* THE PROBLEM *
Retype the whole of the data exactly.

* RAW DATA *
....
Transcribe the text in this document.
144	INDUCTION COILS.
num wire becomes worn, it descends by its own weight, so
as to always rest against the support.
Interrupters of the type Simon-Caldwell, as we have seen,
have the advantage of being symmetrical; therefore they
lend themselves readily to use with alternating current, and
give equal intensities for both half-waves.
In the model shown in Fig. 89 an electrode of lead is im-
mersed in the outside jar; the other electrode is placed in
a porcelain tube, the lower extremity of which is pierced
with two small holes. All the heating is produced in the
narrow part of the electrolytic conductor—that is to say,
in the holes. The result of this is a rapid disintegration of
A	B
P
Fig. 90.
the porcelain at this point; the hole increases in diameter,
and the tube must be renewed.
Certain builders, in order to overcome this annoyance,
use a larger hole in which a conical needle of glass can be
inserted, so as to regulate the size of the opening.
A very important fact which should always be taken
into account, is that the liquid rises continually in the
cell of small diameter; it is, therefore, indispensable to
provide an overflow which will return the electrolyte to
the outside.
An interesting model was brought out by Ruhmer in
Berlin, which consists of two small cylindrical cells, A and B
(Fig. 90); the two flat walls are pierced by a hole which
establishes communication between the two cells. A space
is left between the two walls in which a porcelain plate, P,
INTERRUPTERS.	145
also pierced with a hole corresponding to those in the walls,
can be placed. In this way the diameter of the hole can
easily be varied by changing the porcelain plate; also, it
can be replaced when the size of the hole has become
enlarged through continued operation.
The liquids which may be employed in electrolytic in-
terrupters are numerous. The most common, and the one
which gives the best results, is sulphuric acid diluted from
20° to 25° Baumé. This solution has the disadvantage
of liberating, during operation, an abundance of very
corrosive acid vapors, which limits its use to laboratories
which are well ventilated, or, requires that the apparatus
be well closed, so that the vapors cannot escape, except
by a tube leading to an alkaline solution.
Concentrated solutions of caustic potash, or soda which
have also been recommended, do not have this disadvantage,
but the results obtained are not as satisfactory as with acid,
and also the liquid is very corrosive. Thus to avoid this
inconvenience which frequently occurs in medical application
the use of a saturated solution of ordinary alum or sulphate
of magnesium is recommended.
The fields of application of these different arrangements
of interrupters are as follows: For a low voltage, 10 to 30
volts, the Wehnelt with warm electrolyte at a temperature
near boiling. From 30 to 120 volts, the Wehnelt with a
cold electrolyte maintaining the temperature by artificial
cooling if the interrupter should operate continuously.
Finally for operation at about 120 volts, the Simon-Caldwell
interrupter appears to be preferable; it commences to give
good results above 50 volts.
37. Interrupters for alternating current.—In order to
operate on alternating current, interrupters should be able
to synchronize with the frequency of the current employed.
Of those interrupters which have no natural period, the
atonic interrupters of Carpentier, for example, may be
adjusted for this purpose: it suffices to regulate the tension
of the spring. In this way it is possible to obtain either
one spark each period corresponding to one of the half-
....
* ANSWER TO THE EXERCISE *
Transcribe the text in this document.
144	INDUCTION COILS.
num wire becomes worn, it descends by its own weight, so
as to always rest against the support.
Interrupters of the type Simon-Caldwell, as we have seen,
have the advantage of being symmetrical; therefore they
lend themselves readily to use with alternating current, and
give equal intensities for both half-waves.
In the model shown in Fig. 89 an electrode of lead is im-
mersed in the outside jar; the other electrode is placed in
a porcelain tube, the lower extremity of which is pierced
with two small holes. All the heating is produced in the
narrow part of the electrolytic conductor—that is to say,
in the holes. The result of this is a rapid disintegration of
A	B
P
Fig. 90.
the porcelain at this point; the hole increases in diameter,
and the tube must be renewed.
Certain builders, in order to overcome this annoyance,
use a larger hole in which a conical needle of glass can be
inserted, so as to regulate the size of the opening.
A very important fact which should always be taken
into account, is that the liquid rises continually in the
cell of small diameter; it is, therefore, indispensable to
provide an overflow which will return the electrolyte to
the outside.
An interesting model was brought out by Ruhmer in
Berlin, which consists of two small cylindrical cells, A and B
(Fig. 90); the two flat walls are pierced by a hole which
establishes communication between the two cells. A space
is left between the two walls in which a porcelain plate, P,
INTERRUPTERS.	145
also pierced with a hole corresponding to those in the walls,
can be placed. In this way the diameter of the hole can
easily be varied by changing the porcelain plate; also, it
can be replaced when the size of the hole has become
enlarged through continued operation.
The liquids which may be employed in electrolytic in-
terrupters are numerous. The most common, and the one
which gives the best results, is sulphuric acid diluted from
20° to 25° Baumé. This solution has the disadvantage
of liberating, during operation, an abundance of very
corrosive acid vapors, which limits its use to laboratories
which are well ventilated, or, requires that the apparatus
be well closed, so that the vapors cannot escape, except
by a tube leading to an alkaline solution.
Concentrated solutions of caustic potash, or soda which
have also been recommended, do not have this disadvantage,
but the results obtained are not as satisfactory as with acid,
and also the liquid is very corrosive. Thus to avoid this
inconvenience which frequently occurs in medical application
the use of a saturated solution of ordinary alum or sulphate
of magnesium is recommended.
The fields of application of these different arrangements
of interrupters are as follows: For a low voltage, 10 to 30
volts, the Wehnelt with warm electrolyte at a temperature
near boiling. From 30 to 120 volts, the Wehnelt with a
cold electrolyte maintaining the temperature by artificial
cooling if the interrupter should operate continuously.
Finally for operation at about 120 volts, the Simon-Caldwell
interrupter appears to be preferable; it commences to give
good results above 50 volts.
37. Interrupters for alternating current.—In order to
operate on alternating current, interrupters should be able
to synchronize with the frequency of the current employed.
Of those interrupters which have no natural period, the
atonic interrupters of Carpentier, for example, may be
adjusted for this purpose: it suffices to regulate the tension
of the spring. In this way it is possible to obtain either
one spark each period corresponding to one of the half-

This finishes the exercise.